Source text start

Friday, February 27, 2015

Blue-rayed limpet



Blue-rayed limpet sounds like a Shakespearian insult.

However scientists at Harvard and MIT this week have -- and I quote -- "examined the 3D nano-architecture of the photonic structures embedded in the limpet's translucent shell" (I won't even pretend to know what that means) to find out how these tiny, fingernail-sized North Atlantic limpets glow so gorgeously blue.

Maybe I wanted to know, and maybe I didn't. Maybe I wanted them to be lines of wish-granting electric aquamarine drawn on by some diminutive shellfish fairy. Can't a middle-aged suburban mother of two have some magic?

It has to do with the zig-zag way the shell's calcium carbonate has formed. But I was happy. "Zig-zag" appeared as an adjective in a peer-reviewed scientific journal and I have never seen that before.

Wednesday, February 18, 2015

Let's Be Serious


I'm so far from being a samurai poet like Mazahide (above), or his teacher, the master Bashobut last night our furnace started smoking. It filled the basement with smoke and carbon monoxide and the detectors went off at a high pitch I couldn't hear but DS, 9 could hear and he told me, and Husb. and I called the necessary numbers yelling into the phones over the sound of the barking of the alarms as they got louder and everyone could hear them and then...we scrambled around the house grabbing essentials, in case we were never to return.
Never to return. Those are poetic words, and shouldn't be used lightly as I have just done.
DS, 9, brought a Ravens dufflebag he won in a raffle, filled with Lego minifigs that he says are "exclusive." Me: iPhone and charger, wallet, and five days worth of anti-inflammatories. Husb:  iPhone, wallet, leather I'm-not-a-schlub teacher briefcase and a book about being an Earthman on Mars. DD, 7: A stuffed animal cat with magnetic nursing kittens. No one packed socks or underwear or toothbrushes.

Source text end
Extracted records start

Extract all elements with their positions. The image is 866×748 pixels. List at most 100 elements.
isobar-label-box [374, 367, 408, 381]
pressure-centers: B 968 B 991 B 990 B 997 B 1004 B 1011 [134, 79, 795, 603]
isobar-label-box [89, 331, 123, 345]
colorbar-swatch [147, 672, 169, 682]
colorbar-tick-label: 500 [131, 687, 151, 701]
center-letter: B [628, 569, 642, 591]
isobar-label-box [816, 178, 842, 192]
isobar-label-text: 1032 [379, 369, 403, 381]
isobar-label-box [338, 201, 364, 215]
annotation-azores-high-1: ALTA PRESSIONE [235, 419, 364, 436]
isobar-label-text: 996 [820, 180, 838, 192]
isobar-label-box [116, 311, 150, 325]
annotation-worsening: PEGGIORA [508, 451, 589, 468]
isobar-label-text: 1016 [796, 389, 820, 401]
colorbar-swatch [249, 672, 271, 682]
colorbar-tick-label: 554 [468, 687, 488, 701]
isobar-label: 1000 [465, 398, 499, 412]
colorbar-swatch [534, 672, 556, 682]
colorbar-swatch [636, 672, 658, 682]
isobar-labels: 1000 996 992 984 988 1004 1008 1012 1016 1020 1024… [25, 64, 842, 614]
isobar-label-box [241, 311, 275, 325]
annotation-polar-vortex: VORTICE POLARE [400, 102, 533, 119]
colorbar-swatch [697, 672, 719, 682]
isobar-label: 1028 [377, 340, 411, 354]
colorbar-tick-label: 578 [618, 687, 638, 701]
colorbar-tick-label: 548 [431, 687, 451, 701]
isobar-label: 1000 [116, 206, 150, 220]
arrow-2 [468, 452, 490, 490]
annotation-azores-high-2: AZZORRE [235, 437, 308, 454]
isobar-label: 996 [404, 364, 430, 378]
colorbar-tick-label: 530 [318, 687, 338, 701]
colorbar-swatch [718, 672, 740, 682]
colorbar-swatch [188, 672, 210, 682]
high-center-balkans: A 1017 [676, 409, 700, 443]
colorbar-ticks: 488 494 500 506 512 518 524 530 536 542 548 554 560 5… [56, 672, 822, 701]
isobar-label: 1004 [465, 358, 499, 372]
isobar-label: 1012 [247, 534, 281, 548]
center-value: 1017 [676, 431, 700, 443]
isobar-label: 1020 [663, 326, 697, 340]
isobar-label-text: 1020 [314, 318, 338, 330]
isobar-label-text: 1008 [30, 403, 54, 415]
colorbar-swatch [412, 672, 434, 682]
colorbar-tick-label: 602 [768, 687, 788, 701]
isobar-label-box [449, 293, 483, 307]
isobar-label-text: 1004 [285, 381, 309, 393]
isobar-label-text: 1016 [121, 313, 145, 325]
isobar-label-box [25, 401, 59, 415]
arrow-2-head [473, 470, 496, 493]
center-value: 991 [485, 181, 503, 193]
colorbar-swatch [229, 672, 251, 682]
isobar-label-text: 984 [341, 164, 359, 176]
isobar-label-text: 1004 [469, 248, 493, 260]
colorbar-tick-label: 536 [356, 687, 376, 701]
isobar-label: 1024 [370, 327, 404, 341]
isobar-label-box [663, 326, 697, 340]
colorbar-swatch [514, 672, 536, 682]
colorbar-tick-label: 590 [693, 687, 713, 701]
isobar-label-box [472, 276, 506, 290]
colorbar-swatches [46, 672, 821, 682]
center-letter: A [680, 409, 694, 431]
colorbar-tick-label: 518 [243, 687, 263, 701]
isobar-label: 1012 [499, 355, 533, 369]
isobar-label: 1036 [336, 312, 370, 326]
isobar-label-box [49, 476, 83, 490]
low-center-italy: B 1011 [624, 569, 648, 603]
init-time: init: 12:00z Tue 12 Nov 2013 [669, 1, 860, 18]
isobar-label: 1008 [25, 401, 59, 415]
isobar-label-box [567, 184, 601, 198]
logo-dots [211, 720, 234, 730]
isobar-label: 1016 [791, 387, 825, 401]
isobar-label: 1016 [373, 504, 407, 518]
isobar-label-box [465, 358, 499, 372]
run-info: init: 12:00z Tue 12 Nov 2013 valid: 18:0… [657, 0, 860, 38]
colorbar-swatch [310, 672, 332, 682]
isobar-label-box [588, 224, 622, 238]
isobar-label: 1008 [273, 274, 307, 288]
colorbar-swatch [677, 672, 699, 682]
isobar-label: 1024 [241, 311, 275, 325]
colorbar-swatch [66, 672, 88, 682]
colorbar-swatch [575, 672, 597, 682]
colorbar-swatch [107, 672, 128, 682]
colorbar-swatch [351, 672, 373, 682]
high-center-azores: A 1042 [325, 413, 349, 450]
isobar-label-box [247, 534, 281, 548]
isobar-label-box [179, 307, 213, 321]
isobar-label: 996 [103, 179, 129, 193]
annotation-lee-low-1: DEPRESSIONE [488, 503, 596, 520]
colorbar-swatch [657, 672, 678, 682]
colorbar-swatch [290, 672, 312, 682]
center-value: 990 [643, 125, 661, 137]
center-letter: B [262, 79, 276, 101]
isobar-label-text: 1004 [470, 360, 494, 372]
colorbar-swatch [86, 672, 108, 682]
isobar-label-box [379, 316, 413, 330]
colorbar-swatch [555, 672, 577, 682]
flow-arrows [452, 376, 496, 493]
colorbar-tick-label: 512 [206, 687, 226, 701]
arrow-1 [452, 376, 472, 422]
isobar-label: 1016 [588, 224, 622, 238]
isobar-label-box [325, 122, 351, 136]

Extracted records end

Objective: Rewrite the blog post, everything from "It has to do" down to "seen that before.", putting "scholarly" wherever "peer-reviewed" appears. The records are separate from the blog post.

Right answer:
It has to do with the zig-zag way the shell's calcium carbonate has formed. But I was happy. "Zig-zag" appeared as an adjective in a scholarly scientific journal and I have never seen that before.